→ Challenge
Report every line below that holds the word "clock".

→ Available records
☆ ☆ ☆ ☆ ☆

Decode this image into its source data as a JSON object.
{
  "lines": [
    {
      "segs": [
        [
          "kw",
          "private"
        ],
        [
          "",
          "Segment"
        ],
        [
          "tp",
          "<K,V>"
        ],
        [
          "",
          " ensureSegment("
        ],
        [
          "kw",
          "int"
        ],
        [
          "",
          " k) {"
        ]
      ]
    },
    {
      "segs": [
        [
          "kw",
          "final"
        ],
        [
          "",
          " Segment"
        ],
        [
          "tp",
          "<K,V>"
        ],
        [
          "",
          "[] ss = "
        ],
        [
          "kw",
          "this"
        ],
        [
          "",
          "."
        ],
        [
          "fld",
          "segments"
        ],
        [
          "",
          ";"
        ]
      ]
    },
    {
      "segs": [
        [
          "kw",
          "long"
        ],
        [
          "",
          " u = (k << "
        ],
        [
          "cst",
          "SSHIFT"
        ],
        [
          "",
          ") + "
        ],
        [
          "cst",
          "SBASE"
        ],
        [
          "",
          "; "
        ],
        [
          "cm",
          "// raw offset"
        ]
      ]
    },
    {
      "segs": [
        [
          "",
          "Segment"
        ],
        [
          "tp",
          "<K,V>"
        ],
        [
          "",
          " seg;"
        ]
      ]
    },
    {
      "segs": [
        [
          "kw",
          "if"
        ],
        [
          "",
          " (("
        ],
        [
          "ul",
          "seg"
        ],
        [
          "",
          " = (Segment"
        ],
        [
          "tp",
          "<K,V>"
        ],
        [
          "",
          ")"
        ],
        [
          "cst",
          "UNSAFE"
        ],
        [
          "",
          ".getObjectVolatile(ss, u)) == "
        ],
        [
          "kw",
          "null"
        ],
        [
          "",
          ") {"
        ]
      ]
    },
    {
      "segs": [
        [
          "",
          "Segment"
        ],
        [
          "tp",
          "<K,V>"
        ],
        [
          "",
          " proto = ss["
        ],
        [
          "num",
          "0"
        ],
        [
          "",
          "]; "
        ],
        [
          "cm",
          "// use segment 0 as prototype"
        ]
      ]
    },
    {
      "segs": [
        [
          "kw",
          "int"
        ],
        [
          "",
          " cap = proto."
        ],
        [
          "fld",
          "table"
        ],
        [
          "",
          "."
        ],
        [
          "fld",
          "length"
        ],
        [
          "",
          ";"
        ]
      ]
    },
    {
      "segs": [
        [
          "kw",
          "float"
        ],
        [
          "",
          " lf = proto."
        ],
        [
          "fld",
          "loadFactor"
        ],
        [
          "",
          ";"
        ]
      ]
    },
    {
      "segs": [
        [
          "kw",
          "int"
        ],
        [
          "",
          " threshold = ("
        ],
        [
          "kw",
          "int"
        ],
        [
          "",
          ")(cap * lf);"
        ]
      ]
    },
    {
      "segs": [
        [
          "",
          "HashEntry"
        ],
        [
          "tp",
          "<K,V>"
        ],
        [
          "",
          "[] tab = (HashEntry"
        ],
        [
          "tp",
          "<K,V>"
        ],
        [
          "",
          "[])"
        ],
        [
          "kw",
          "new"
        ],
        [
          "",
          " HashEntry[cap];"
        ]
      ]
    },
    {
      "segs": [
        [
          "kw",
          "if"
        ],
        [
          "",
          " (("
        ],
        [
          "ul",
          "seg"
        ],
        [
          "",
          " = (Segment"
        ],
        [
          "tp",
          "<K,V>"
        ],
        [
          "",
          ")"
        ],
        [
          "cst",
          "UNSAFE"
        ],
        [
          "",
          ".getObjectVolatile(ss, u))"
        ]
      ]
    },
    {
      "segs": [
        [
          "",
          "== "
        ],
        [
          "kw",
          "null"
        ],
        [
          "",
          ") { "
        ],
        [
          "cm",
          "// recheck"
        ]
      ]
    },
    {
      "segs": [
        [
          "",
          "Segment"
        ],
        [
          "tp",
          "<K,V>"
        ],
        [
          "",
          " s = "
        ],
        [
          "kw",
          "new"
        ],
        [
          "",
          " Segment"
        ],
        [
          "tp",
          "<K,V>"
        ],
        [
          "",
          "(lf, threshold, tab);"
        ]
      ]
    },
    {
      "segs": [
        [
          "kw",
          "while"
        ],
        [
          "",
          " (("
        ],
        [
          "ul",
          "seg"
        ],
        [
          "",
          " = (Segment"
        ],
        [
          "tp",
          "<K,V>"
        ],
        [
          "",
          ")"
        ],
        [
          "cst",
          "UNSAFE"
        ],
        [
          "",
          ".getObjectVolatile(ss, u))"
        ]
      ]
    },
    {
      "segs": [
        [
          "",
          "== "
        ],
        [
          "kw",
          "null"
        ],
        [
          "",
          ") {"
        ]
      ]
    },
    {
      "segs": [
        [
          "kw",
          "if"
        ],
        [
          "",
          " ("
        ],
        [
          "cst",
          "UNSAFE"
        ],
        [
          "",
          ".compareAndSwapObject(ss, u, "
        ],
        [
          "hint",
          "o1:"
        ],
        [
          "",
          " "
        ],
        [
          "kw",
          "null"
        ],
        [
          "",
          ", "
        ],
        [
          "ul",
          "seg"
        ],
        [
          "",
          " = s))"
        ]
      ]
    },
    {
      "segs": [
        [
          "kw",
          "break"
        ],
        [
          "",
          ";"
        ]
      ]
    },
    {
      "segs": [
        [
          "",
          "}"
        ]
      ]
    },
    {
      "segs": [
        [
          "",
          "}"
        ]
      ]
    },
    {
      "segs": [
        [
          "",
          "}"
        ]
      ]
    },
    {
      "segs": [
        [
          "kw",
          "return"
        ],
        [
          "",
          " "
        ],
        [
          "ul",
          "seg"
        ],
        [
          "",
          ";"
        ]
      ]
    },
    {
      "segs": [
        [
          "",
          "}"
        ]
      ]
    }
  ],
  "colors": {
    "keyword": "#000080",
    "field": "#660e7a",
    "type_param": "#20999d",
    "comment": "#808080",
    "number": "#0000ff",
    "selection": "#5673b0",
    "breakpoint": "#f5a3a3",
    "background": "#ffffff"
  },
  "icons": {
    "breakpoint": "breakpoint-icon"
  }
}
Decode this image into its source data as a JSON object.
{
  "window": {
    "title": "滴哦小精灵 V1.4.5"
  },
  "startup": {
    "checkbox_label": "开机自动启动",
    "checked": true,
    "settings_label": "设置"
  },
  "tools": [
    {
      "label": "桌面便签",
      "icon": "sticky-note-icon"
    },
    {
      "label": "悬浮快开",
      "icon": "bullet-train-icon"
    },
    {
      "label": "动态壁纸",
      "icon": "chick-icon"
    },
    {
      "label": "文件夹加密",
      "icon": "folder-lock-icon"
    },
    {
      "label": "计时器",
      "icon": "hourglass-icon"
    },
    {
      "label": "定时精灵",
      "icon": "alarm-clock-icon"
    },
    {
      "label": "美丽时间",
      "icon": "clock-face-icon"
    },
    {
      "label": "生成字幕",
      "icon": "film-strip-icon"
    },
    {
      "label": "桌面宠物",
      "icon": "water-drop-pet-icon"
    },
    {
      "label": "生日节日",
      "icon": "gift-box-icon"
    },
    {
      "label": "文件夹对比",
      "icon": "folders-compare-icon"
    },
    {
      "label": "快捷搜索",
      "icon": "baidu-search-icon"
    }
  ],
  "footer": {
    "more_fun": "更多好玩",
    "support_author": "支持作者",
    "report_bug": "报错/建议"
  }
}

☆ ☆ ☆ ☆ ☆

→ Written solution
      "icon": "alarm-clock-icon"
      "icon": "clock-face-icon"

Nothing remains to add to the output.